» **Set task**: Scan the material below for the string "card", and copy every line where it shows up.

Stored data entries

□ □ □ □ □

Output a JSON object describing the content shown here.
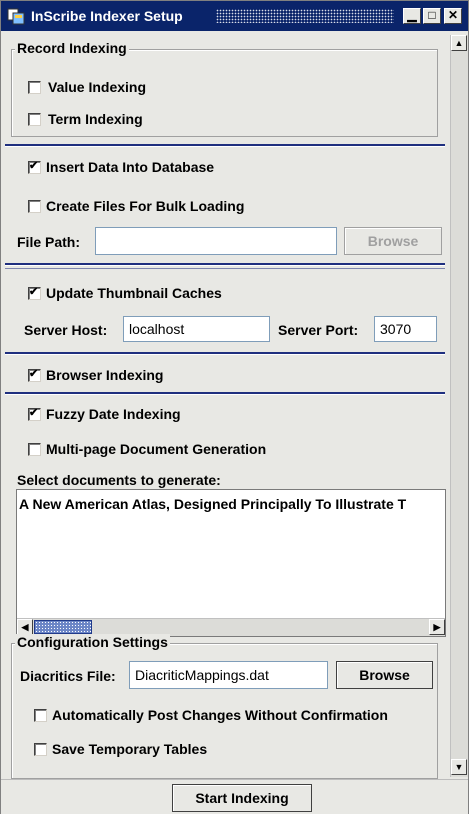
{
  "window": {
    "title": "InScribe Indexer Setup"
  },
  "record_indexing": {
    "legend": "Record Indexing",
    "value_indexing": {
      "label": "Value Indexing",
      "checked": false
    },
    "term_indexing": {
      "label": "Term Indexing",
      "checked": false
    }
  },
  "database": {
    "insert_data": {
      "label": "Insert Data Into Database",
      "checked": true
    },
    "bulk_loading": {
      "label": "Create Files For Bulk Loading",
      "checked": false
    },
    "file_path_label": "File Path:",
    "file_path_value": "",
    "browse_label": "Browse"
  },
  "thumbnails": {
    "update_caches": {
      "label": "Update Thumbnail Caches",
      "checked": true
    },
    "server_host_label": "Server Host:",
    "server_host_value": "localhost",
    "server_port_label": "Server Port:",
    "server_port_value": "3070"
  },
  "browser": {
    "browser_indexing": {
      "label": "Browser Indexing",
      "checked": true
    }
  },
  "documents": {
    "fuzzy_date": {
      "label": "Fuzzy Date Indexing",
      "checked": true
    },
    "multipage": {
      "label": "Multi-page Document Generation",
      "checked": false
    },
    "select_label": "Select documents to generate:",
    "items": [
      "A New American Atlas, Designed Principally To Illustrate T"
    ]
  },
  "config": {
    "legend": "Configuration Settings",
    "diacritics_label": "Diacritics File:",
    "diacritics_value": "DiacriticMappings.dat",
    "browse_label": "Browse",
    "auto_post": {
      "label": "Automatically Post Changes Without Confirmation",
      "checked": false
    },
    "save_temp": {
      "label": "Save Temporary Tables",
      "checked": false
    }
  },
  "footer": {
    "start_label": "Start Indexing"
  }
}
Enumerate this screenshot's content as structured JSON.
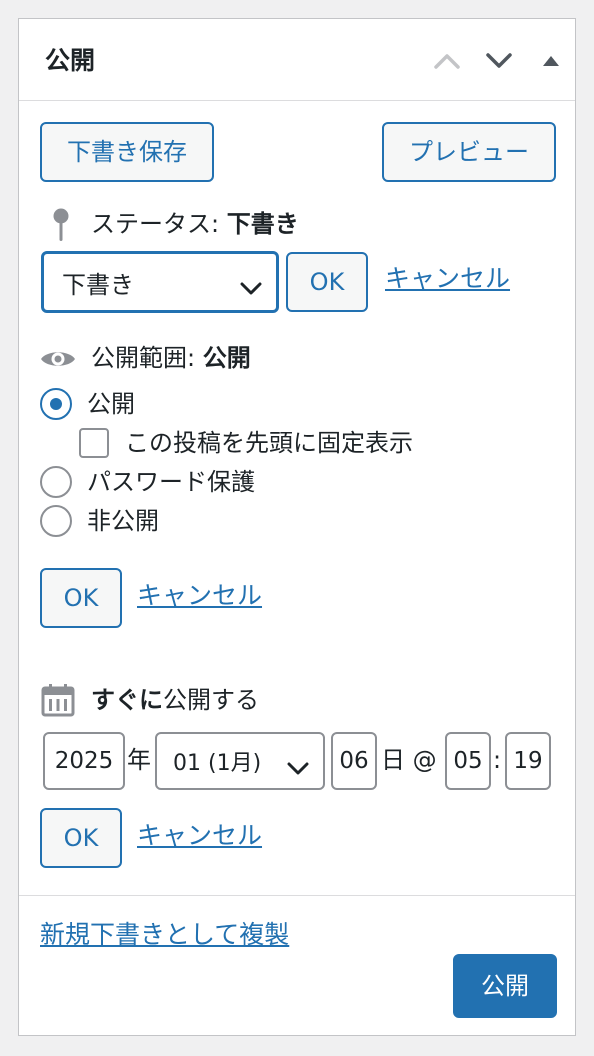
{
  "box": {
    "title": "公開",
    "controls": [
      "move-up-icon",
      "move-down-icon",
      "toggle-panel-icon"
    ]
  },
  "actions": {
    "save_draft": "下書き保存",
    "preview": "プレビュー"
  },
  "status": {
    "label": "ステータス:",
    "value": "下書き",
    "select_value": "下書き",
    "ok": "OK",
    "cancel": "キャンセル"
  },
  "visibility": {
    "label": "公開範囲:",
    "value": "公開",
    "options": [
      {
        "label": "公開",
        "selected": true
      },
      {
        "label": "パスワード保護",
        "selected": false
      },
      {
        "label": "非公開",
        "selected": false
      }
    ],
    "sticky_label": "この投稿を先頭に固定表示",
    "sticky_checked": false,
    "ok": "OK",
    "cancel": "キャンセル"
  },
  "schedule": {
    "label_bold": "すぐに",
    "label_rest": "公開する",
    "year": "2025",
    "year_suffix": "年",
    "month": "01 (1月)",
    "day": "06",
    "day_suffix": "日 @",
    "hour": "05",
    "colon": ":",
    "minute": "19",
    "ok": "OK",
    "cancel": "キャンセル"
  },
  "footer": {
    "duplicate_link": "新規下書きとして複製",
    "publish": "公開"
  },
  "colors": {
    "accent": "#2271b1",
    "border": "#c3c4c7",
    "background": "#f0f0f1"
  }
}
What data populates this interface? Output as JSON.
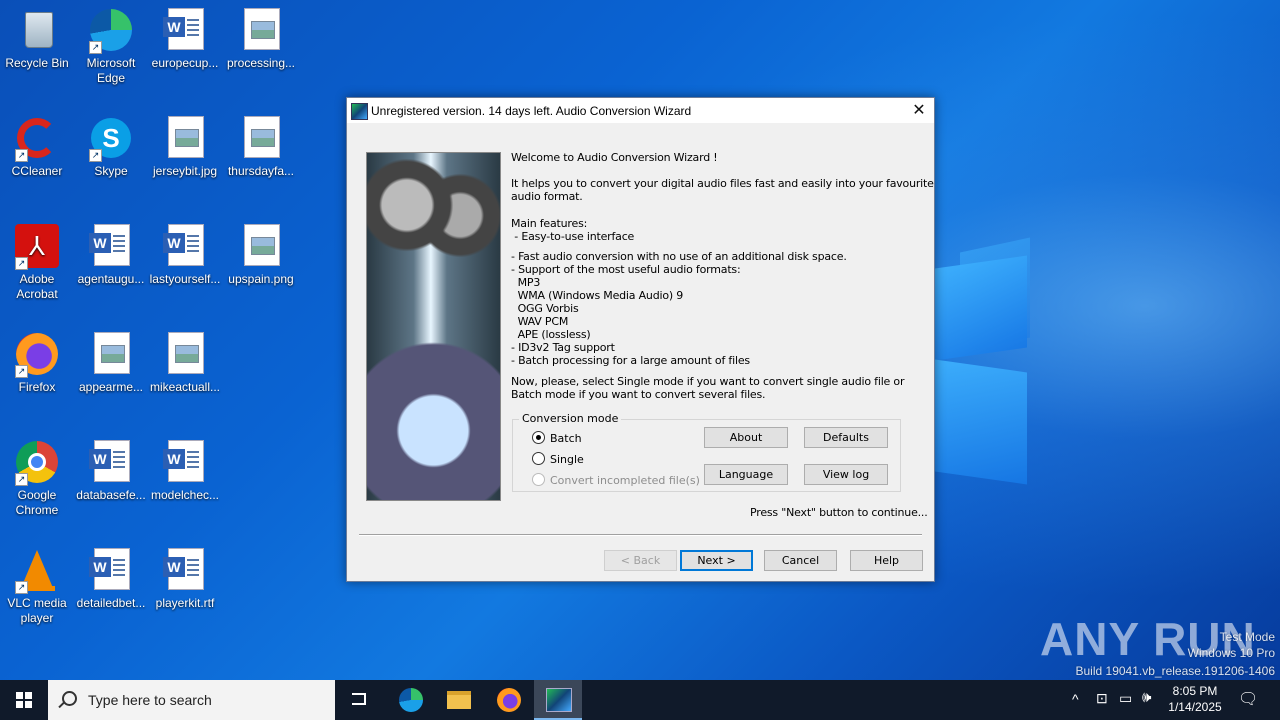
{
  "desktop": {
    "icons": [
      {
        "label": "Recycle Bin",
        "kind": "recycle"
      },
      {
        "label": "Microsoft Edge",
        "kind": "edge"
      },
      {
        "label": "europecup...",
        "kind": "word"
      },
      {
        "label": "processing...",
        "kind": "image"
      },
      {
        "label": "CCleaner",
        "kind": "ccleaner"
      },
      {
        "label": "Skype",
        "kind": "skype"
      },
      {
        "label": "jerseybit.jpg",
        "kind": "image"
      },
      {
        "label": "thursdayfa...",
        "kind": "image"
      },
      {
        "label": "Adobe Acrobat",
        "kind": "acrobat"
      },
      {
        "label": "agentaugu...",
        "kind": "word"
      },
      {
        "label": "lastyourself...",
        "kind": "word"
      },
      {
        "label": "upspain.png",
        "kind": "image"
      },
      {
        "label": "Firefox",
        "kind": "firefox"
      },
      {
        "label": "appearme...",
        "kind": "image"
      },
      {
        "label": "mikeactuall...",
        "kind": "image"
      },
      {
        "label": "Google Chrome",
        "kind": "chrome"
      },
      {
        "label": "databasefe...",
        "kind": "word"
      },
      {
        "label": "modelchec...",
        "kind": "word"
      },
      {
        "label": "VLC media player",
        "kind": "vlc"
      },
      {
        "label": "detailedbet...",
        "kind": "word"
      },
      {
        "label": "playerkit.rtf",
        "kind": "word"
      }
    ]
  },
  "dialog": {
    "title": "Unregistered version. 14 days left. Audio Conversion Wizard",
    "welcome": "Welcome to Audio Conversion Wizard !",
    "intro": "It helps you to convert your digital audio files fast and easily into your favourite\naudio format.",
    "features": "Main features:\n - Easy-to-use interface",
    "details": "- Fast audio conversion with no use of an additional disk space.\n- Support of the most useful audio formats:\n  MP3\n  WMA (Windows Media Audio) 9\n  OGG Vorbis\n  WAV PCM\n  APE (lossless)\n- ID3v2 Tag support\n- Batch processing for a large amount of files",
    "instruction": "Now, please, select Single mode if you want to convert single audio file or\nBatch mode if you want to convert several files.",
    "conversion_mode": {
      "legend": "Conversion mode",
      "batch": "Batch",
      "single": "Single",
      "incompleted": "Convert incompleted file(s)",
      "selected": "Batch"
    },
    "buttons": {
      "about": "About",
      "defaults": "Defaults",
      "language": "Language",
      "view_log": "View log",
      "back": "< Back",
      "next": "Next >",
      "cancel": "Cancel",
      "help": "Help"
    },
    "press_next": "Press \"Next\" button to continue..."
  },
  "watermark": {
    "brand": "ANY RUN",
    "line1": "Test Mode",
    "line2": "Windows 10 Pro",
    "line3": "Build 19041.vb_release.191206-1406"
  },
  "taskbar": {
    "search_placeholder": "Type here to search",
    "time": "8:05 PM",
    "date": "1/14/2025",
    "pinned": [
      "task-view",
      "edge",
      "file-explorer",
      "firefox",
      "audio-conversion-wizard"
    ]
  },
  "colors": {
    "accent": "#0078d7",
    "taskbar": "#101a2a",
    "dialog_bg": "#f0f0f0"
  }
}
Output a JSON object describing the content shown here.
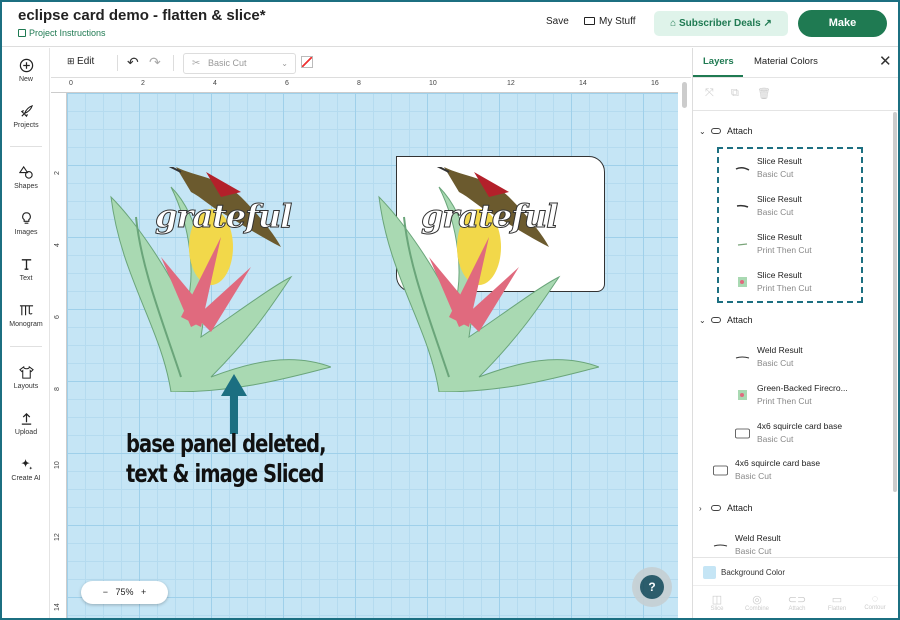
{
  "header": {
    "title": "eclipse card demo - flatten & slice*",
    "project_link": "Project Instructions",
    "save": "Save",
    "my_stuff": "My Stuff",
    "subscriber_deals": "Subscriber Deals",
    "subscriber_arrow": "↗",
    "make": "Make"
  },
  "nav": [
    {
      "label": "New",
      "icon": "plus-circle-icon"
    },
    {
      "label": "Projects",
      "icon": "rocket-icon"
    },
    {
      "label": "Shapes",
      "icon": "shapes-icon"
    },
    {
      "label": "Images",
      "icon": "lightbulb-icon"
    },
    {
      "label": "Text",
      "icon": "text-icon"
    },
    {
      "label": "Monogram",
      "icon": "monogram-icon"
    },
    {
      "label": "Layouts",
      "icon": "shirt-icon"
    },
    {
      "label": "Upload",
      "icon": "upload-icon"
    },
    {
      "label": "Create AI",
      "icon": "sparkle-icon"
    }
  ],
  "toolbar": {
    "edit": "Edit",
    "operation": "Basic Cut"
  },
  "canvas": {
    "ruler_top": [
      "0",
      "2",
      "4",
      "6",
      "8",
      "10",
      "12",
      "14",
      "16"
    ],
    "ruler_left": [
      "2",
      "4",
      "6",
      "8",
      "10",
      "12",
      "14"
    ],
    "art_text": "grateful",
    "annotation_line1": "base panel deleted,",
    "annotation_line2": "text & image Sliced",
    "zoom": "75%",
    "zoom_minus": "−",
    "zoom_plus": "+",
    "help": "?"
  },
  "panel": {
    "tab_layers": "Layers",
    "tab_material_colors": "Material Colors",
    "groups": [
      {
        "label": "Attach",
        "expanded": true,
        "layers": [
          {
            "name": "Slice Result",
            "type": "Basic Cut"
          },
          {
            "name": "Slice Result",
            "type": "Basic Cut"
          },
          {
            "name": "Slice Result",
            "type": "Print Then Cut"
          },
          {
            "name": "Slice Result",
            "type": "Print Then Cut"
          }
        ]
      },
      {
        "label": "Attach",
        "expanded": true,
        "layers": [
          {
            "name": "Weld Result",
            "type": "Basic Cut"
          },
          {
            "name": "Green-Backed Firecro...",
            "type": "Print Then Cut"
          },
          {
            "name": "4x6 squircle card base",
            "type": "Basic Cut"
          }
        ]
      }
    ],
    "loose_layer": {
      "name": "4x6 squircle card base",
      "type": "Basic Cut"
    },
    "group3": {
      "label": "Attach",
      "expanded": false
    },
    "last_layer": {
      "name": "Weld Result",
      "type": "Basic Cut"
    },
    "background_color_label": "Background Color",
    "background_color": "#c5e5f5",
    "actions": [
      "Slice",
      "Combine",
      "Attach",
      "Flatten",
      "Contour"
    ]
  },
  "colors": {
    "accent": "#1f7a52",
    "frame": "#1c6f81",
    "canvas": "#c5e5f5"
  }
}
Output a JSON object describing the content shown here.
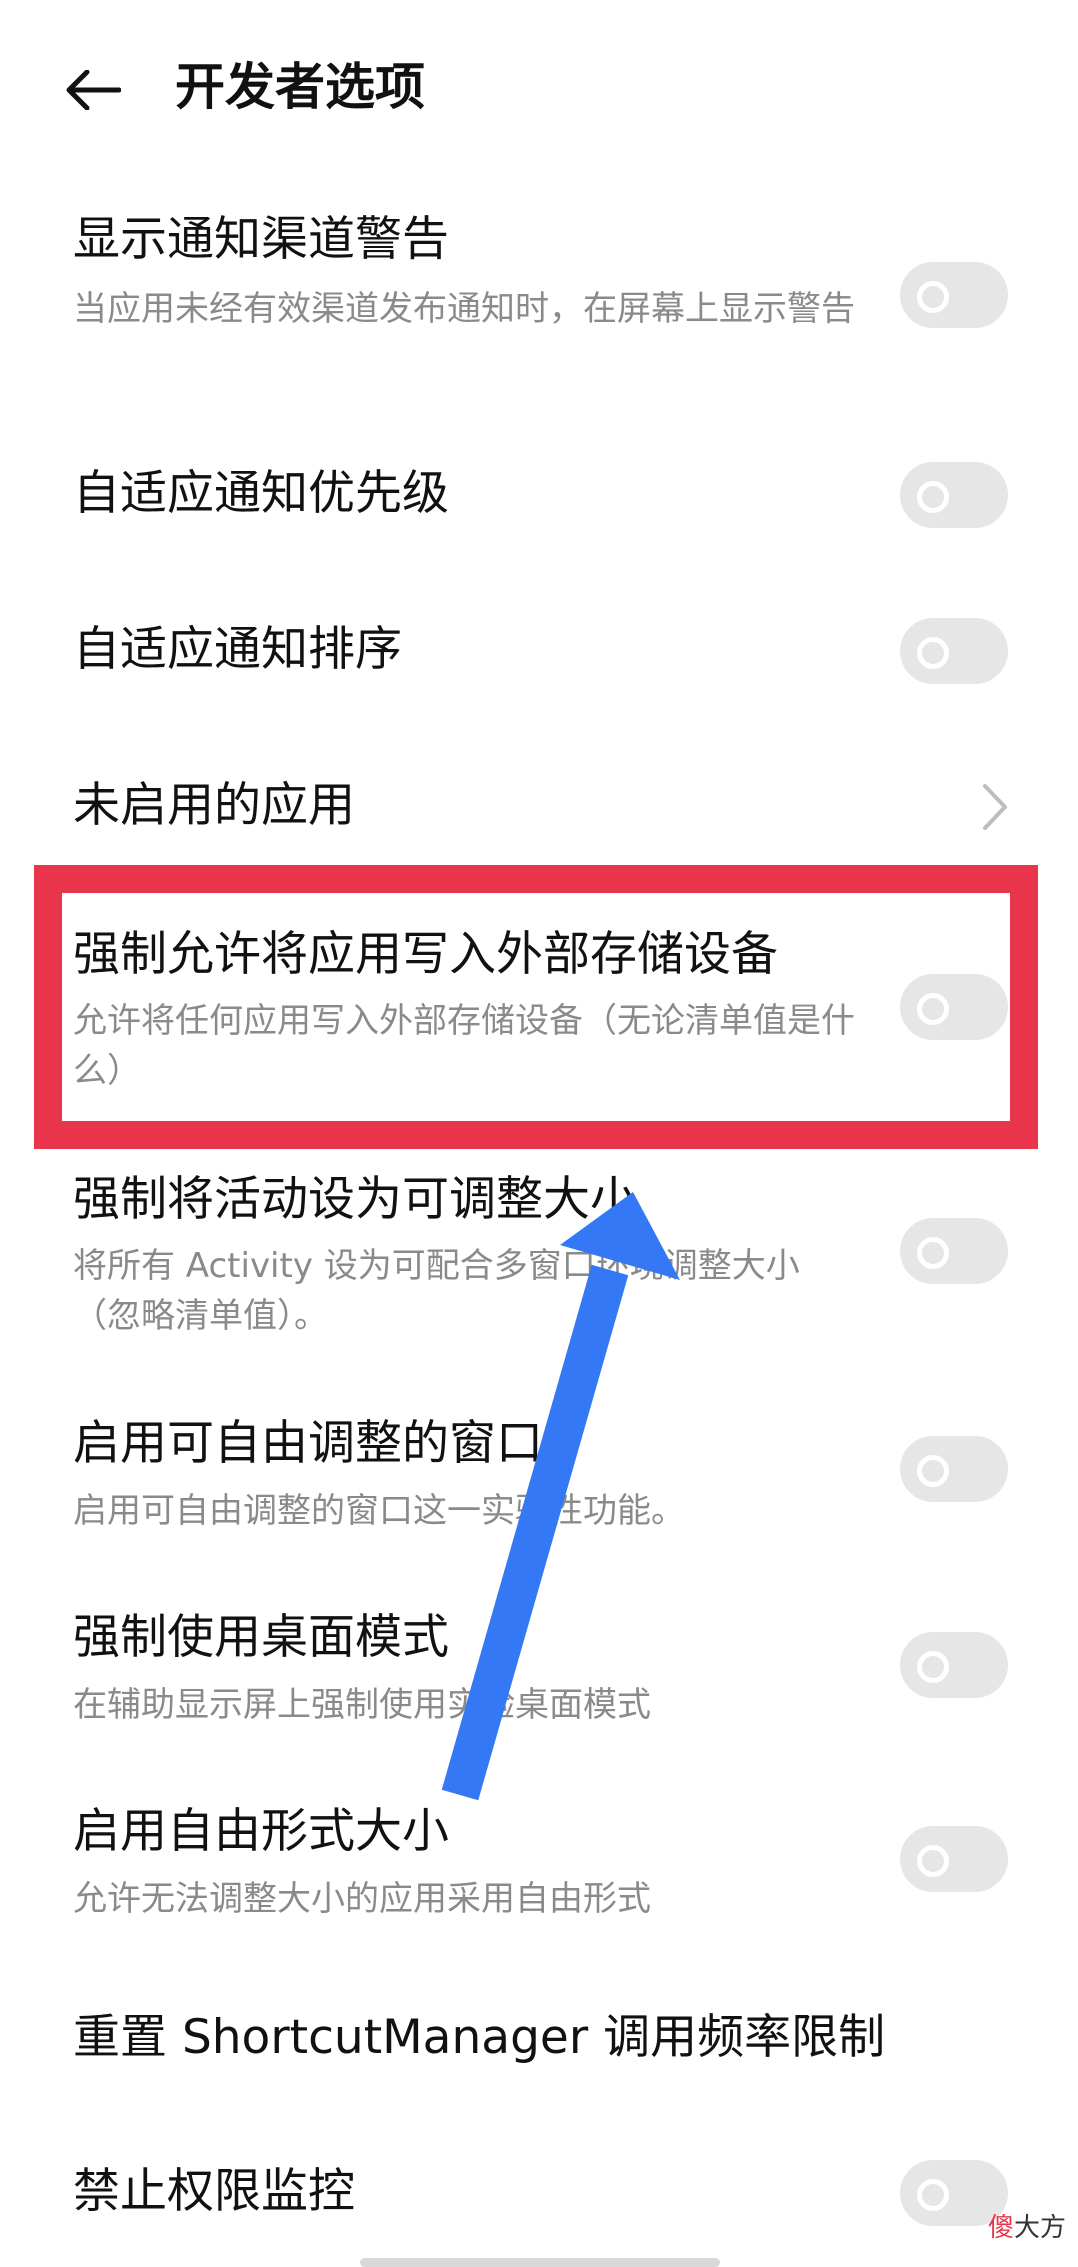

□ □ □ □ □

» **Written answer**:
    "title": "eclipse card demo - flatten & slice*",
            "name": "4x6 squircle card base",
      "name": "4x6 squircle card base",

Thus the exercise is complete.